STORED ROWS |

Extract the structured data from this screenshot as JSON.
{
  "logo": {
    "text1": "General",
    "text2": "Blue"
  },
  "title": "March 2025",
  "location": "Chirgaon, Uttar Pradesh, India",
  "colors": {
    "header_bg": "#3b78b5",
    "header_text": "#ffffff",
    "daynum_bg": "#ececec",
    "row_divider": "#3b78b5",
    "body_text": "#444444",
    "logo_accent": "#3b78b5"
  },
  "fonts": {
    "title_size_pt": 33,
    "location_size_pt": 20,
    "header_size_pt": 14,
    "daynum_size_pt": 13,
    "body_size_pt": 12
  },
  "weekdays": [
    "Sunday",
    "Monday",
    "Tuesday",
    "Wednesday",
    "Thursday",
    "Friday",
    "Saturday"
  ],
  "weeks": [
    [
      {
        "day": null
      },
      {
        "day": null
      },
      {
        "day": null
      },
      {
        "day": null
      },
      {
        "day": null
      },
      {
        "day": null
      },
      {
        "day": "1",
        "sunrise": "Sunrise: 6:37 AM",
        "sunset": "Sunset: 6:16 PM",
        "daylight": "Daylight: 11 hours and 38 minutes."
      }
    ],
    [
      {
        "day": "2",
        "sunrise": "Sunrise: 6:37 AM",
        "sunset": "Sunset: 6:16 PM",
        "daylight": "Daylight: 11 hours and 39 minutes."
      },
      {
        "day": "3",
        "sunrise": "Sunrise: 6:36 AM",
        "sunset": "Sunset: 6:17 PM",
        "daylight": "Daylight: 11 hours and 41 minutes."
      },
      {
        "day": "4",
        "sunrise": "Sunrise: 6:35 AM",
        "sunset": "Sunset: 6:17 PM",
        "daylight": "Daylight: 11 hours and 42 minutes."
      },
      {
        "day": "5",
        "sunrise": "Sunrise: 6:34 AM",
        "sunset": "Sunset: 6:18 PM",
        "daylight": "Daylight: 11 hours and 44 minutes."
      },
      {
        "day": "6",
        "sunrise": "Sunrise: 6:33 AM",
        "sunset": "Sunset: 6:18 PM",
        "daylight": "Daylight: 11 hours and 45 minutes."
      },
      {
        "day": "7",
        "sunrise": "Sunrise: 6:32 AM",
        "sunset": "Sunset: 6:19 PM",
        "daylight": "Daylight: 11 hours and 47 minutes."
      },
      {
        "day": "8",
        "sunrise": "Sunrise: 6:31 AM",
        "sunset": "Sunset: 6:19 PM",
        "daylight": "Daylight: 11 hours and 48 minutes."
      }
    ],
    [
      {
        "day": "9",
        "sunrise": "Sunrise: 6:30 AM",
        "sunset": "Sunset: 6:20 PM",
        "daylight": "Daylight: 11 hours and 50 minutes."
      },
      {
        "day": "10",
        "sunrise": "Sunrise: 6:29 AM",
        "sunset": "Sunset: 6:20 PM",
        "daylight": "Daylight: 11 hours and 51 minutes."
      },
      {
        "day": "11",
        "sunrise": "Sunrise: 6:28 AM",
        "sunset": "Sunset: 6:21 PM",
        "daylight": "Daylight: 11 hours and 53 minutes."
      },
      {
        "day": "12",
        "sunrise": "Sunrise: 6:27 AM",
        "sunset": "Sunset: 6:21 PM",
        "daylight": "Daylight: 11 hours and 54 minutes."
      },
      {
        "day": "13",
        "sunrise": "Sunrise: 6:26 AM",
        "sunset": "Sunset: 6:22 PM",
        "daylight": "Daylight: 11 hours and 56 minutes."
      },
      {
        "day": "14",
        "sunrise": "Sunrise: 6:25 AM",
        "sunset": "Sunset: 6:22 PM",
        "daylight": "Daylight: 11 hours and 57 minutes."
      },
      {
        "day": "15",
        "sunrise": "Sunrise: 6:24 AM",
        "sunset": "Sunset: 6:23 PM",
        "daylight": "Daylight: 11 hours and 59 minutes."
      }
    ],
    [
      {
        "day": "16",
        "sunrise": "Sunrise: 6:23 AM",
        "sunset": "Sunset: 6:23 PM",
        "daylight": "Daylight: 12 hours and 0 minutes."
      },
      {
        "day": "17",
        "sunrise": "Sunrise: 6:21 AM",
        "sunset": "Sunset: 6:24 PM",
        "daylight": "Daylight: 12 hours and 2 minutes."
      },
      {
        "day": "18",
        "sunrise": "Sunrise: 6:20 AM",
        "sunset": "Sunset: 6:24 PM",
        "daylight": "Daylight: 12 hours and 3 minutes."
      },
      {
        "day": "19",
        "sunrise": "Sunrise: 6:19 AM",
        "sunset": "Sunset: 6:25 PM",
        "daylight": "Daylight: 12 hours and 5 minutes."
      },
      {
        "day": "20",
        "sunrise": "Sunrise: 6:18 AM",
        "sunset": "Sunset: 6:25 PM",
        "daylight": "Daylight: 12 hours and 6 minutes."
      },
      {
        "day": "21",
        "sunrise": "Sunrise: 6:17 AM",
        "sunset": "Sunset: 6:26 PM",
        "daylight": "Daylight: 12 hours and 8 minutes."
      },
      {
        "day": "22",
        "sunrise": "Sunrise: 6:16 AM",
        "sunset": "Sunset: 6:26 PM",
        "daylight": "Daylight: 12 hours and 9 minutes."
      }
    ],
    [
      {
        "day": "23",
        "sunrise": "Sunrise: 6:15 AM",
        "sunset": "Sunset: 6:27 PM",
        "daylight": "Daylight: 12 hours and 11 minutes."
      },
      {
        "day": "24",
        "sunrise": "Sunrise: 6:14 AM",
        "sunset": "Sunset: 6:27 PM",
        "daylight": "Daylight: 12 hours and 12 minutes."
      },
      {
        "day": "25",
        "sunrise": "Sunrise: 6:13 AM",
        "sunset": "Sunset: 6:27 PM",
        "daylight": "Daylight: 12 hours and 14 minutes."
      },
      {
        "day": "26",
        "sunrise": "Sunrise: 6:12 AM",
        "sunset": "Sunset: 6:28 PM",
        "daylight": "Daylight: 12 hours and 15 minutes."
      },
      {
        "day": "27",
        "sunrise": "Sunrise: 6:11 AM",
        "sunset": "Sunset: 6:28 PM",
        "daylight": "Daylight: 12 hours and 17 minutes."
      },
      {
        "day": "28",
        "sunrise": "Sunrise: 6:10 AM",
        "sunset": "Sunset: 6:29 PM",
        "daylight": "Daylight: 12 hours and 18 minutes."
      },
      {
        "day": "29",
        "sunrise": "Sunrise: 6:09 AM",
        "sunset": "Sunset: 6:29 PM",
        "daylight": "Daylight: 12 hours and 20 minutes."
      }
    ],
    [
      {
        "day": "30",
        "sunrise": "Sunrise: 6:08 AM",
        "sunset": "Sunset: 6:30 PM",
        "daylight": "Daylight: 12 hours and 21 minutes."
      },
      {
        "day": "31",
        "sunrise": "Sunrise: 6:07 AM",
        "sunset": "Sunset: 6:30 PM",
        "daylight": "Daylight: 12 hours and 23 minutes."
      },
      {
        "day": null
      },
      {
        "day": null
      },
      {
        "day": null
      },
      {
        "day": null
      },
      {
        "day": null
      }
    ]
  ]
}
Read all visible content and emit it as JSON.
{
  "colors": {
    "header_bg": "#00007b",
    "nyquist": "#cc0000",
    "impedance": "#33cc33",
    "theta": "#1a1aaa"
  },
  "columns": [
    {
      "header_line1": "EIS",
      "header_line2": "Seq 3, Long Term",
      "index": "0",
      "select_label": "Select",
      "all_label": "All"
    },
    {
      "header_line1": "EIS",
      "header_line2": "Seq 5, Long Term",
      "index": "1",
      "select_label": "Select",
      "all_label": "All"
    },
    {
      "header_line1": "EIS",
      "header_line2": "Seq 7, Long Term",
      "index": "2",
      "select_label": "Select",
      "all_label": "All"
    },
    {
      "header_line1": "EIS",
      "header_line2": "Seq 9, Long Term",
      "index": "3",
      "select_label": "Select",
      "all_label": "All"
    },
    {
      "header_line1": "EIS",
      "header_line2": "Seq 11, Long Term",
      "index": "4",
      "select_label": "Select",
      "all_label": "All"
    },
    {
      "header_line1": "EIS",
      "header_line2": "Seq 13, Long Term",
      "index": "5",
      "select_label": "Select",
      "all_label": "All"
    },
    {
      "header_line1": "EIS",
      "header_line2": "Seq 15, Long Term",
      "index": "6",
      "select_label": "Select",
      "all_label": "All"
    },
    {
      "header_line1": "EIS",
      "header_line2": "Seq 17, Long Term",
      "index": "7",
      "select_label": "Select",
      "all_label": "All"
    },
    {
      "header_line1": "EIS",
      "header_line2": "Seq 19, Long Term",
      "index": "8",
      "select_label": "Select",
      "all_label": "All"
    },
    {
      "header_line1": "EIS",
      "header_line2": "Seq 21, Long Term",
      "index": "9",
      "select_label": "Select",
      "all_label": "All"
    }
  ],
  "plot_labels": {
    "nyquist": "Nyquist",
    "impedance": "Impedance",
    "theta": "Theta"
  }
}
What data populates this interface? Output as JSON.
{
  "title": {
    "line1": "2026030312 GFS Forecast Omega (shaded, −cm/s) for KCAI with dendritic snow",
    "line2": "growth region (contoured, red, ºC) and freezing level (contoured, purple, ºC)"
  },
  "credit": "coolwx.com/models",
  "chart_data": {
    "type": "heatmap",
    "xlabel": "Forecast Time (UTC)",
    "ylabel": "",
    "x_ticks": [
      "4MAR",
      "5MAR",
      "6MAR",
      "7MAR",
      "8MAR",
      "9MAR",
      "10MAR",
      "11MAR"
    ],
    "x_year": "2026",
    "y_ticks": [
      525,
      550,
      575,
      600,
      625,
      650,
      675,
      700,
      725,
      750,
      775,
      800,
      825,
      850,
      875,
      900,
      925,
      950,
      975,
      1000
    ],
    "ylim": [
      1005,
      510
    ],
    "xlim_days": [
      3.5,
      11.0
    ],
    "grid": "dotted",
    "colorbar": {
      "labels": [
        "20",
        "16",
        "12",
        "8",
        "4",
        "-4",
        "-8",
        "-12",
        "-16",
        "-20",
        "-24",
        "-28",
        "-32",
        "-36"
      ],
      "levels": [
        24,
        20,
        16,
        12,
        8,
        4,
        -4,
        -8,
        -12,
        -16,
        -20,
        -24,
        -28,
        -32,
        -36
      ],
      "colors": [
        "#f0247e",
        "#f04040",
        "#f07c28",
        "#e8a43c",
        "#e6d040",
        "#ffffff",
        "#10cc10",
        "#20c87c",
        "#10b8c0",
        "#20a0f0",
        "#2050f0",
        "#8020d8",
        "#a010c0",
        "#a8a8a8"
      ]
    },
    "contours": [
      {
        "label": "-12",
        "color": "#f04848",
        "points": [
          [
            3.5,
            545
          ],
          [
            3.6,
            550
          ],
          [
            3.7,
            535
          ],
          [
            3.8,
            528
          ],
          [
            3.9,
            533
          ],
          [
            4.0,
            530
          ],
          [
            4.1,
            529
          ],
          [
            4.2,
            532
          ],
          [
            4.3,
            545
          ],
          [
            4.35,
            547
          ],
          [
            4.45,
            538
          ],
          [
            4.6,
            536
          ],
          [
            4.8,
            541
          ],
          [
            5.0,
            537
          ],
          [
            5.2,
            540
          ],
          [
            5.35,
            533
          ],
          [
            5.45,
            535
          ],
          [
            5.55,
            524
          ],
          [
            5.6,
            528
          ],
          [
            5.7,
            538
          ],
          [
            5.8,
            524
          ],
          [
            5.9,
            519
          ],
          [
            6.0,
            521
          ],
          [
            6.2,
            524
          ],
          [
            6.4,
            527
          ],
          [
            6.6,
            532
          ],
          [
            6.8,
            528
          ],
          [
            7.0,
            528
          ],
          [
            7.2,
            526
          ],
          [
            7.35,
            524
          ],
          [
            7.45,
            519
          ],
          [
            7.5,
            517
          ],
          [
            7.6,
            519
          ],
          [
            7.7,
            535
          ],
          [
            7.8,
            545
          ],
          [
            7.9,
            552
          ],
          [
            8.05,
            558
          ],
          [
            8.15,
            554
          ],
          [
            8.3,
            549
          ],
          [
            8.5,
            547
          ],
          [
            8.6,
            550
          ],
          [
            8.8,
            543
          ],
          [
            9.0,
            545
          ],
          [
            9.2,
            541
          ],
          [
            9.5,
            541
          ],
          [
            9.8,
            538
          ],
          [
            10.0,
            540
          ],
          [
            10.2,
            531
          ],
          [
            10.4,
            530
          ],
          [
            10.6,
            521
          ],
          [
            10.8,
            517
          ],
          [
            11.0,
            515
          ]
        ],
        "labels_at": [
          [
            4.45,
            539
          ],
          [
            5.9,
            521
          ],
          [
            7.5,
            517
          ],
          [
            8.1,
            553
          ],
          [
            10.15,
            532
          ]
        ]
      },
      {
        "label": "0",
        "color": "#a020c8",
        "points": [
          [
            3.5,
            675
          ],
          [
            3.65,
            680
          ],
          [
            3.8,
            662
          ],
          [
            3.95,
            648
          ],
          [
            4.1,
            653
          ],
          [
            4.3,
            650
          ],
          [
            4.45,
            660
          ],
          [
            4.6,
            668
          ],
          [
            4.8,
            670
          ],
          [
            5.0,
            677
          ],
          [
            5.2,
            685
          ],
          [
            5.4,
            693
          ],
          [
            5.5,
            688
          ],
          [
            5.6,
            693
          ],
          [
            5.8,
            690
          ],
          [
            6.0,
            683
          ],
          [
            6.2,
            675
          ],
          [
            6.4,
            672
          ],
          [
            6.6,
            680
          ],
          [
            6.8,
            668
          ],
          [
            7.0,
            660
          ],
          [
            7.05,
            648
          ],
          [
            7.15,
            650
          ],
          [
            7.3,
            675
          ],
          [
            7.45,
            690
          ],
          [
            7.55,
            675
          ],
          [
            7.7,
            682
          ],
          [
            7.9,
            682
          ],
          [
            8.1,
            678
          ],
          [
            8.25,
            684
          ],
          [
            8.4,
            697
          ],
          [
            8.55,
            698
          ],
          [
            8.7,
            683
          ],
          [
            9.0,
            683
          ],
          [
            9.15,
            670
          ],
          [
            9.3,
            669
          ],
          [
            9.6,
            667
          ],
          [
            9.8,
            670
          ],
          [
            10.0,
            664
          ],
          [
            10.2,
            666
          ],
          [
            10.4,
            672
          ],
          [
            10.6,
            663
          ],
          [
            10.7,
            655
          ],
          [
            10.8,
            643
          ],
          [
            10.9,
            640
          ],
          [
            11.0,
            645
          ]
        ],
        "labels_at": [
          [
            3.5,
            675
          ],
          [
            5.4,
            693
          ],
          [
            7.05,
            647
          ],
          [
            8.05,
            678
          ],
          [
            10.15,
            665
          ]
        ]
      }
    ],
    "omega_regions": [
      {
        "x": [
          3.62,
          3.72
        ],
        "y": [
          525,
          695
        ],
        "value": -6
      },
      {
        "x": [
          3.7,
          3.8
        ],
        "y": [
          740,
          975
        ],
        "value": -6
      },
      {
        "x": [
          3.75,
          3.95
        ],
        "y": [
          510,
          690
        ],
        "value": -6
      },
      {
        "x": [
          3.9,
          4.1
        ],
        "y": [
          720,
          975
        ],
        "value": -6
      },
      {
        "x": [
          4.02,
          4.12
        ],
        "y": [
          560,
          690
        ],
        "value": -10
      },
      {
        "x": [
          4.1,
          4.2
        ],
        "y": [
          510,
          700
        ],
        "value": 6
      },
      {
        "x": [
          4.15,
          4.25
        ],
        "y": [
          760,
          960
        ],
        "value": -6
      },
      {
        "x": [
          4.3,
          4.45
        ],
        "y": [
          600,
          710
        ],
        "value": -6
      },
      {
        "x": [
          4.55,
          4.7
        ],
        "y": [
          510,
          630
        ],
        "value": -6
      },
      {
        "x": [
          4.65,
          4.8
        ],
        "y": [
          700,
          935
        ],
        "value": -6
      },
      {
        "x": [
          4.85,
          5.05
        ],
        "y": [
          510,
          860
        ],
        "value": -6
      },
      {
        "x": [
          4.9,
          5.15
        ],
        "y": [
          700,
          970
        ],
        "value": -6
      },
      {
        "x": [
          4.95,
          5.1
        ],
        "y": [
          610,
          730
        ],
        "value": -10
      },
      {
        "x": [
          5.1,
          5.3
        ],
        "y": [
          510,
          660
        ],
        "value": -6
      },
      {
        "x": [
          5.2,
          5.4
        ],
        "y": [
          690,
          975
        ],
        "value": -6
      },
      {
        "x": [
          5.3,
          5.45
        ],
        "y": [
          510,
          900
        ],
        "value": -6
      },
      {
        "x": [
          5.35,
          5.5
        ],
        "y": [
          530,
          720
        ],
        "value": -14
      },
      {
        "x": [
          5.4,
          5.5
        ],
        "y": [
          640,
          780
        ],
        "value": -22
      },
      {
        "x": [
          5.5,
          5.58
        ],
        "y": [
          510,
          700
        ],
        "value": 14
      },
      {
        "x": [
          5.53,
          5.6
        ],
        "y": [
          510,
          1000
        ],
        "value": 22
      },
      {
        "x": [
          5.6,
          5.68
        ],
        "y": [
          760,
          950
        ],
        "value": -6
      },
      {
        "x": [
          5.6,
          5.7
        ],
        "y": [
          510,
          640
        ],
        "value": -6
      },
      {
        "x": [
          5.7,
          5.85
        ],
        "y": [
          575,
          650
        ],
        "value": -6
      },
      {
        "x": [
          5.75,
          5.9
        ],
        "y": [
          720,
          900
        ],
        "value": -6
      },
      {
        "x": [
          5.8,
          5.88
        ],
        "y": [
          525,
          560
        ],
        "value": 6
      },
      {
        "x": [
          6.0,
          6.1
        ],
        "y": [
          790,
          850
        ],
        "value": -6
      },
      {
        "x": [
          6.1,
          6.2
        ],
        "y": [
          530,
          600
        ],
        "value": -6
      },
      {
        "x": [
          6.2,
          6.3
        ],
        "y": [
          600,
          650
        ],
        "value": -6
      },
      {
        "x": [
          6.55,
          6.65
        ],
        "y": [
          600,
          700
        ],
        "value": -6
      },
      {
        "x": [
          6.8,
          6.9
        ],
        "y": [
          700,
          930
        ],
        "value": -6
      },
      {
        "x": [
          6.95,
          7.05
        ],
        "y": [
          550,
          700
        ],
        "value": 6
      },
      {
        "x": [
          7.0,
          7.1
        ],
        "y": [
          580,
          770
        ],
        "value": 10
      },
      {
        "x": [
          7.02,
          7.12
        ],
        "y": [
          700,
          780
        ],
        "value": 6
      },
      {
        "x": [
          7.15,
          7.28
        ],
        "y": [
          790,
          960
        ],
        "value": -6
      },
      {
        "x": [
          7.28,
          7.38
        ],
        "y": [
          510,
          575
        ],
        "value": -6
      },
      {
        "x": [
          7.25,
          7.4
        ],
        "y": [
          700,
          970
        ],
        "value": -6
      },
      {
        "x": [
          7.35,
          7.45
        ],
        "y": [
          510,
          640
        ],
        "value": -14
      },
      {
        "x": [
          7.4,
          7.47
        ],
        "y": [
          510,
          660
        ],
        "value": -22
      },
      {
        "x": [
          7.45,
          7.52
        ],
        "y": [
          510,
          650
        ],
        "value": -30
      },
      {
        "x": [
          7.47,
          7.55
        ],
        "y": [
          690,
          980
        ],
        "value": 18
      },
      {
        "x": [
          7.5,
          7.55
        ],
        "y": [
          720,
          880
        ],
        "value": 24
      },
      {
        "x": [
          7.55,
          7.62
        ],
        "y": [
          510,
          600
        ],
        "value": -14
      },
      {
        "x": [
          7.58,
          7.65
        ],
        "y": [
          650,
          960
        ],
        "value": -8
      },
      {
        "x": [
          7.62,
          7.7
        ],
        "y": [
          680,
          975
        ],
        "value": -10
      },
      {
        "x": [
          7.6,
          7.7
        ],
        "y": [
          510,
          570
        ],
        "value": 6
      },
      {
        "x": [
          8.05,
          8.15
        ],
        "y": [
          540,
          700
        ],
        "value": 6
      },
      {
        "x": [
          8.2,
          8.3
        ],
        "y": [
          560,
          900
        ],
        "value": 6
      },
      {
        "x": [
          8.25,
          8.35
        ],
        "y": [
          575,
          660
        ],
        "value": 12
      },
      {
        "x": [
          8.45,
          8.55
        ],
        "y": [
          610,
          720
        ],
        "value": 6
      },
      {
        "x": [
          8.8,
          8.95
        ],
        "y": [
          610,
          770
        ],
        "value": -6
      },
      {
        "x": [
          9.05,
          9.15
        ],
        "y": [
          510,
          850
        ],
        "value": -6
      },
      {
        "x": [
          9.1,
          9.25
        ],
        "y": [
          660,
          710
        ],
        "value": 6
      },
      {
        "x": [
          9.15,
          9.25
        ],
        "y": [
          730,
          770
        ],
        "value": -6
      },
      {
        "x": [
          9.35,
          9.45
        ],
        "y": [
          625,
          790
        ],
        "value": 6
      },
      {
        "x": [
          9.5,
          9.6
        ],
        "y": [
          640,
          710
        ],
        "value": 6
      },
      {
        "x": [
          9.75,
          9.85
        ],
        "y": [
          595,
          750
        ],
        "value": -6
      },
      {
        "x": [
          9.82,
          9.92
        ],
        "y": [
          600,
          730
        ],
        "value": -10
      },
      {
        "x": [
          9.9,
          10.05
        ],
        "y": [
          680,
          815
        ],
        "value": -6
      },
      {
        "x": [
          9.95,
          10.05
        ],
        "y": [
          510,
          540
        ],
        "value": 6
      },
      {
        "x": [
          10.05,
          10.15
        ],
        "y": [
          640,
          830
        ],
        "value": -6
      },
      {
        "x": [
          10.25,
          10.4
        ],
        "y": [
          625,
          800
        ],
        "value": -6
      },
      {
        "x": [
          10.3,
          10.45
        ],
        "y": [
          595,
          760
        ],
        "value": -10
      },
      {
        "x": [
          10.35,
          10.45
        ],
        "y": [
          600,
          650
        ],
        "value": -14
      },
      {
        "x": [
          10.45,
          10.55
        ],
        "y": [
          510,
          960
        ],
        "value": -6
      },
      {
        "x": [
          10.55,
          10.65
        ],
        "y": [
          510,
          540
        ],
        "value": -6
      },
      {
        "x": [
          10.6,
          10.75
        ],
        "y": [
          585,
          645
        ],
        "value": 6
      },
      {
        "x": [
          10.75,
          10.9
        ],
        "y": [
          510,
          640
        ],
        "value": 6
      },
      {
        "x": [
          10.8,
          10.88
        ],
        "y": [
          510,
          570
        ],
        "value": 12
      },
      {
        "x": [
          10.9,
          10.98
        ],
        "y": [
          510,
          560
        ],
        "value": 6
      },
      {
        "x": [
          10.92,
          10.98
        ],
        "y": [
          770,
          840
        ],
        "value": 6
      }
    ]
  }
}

WHAT IS BEING ASKED | Read through the entries and copy each line in which "Forecast" appears.

RESPONSE TO THIS EXERCISE |
    "line1": "2026030312 GFS Forecast Omega (shaded, −cm/s) for KCAI with dendritic snow",
    "xlabel": "Forecast Time (UTC)",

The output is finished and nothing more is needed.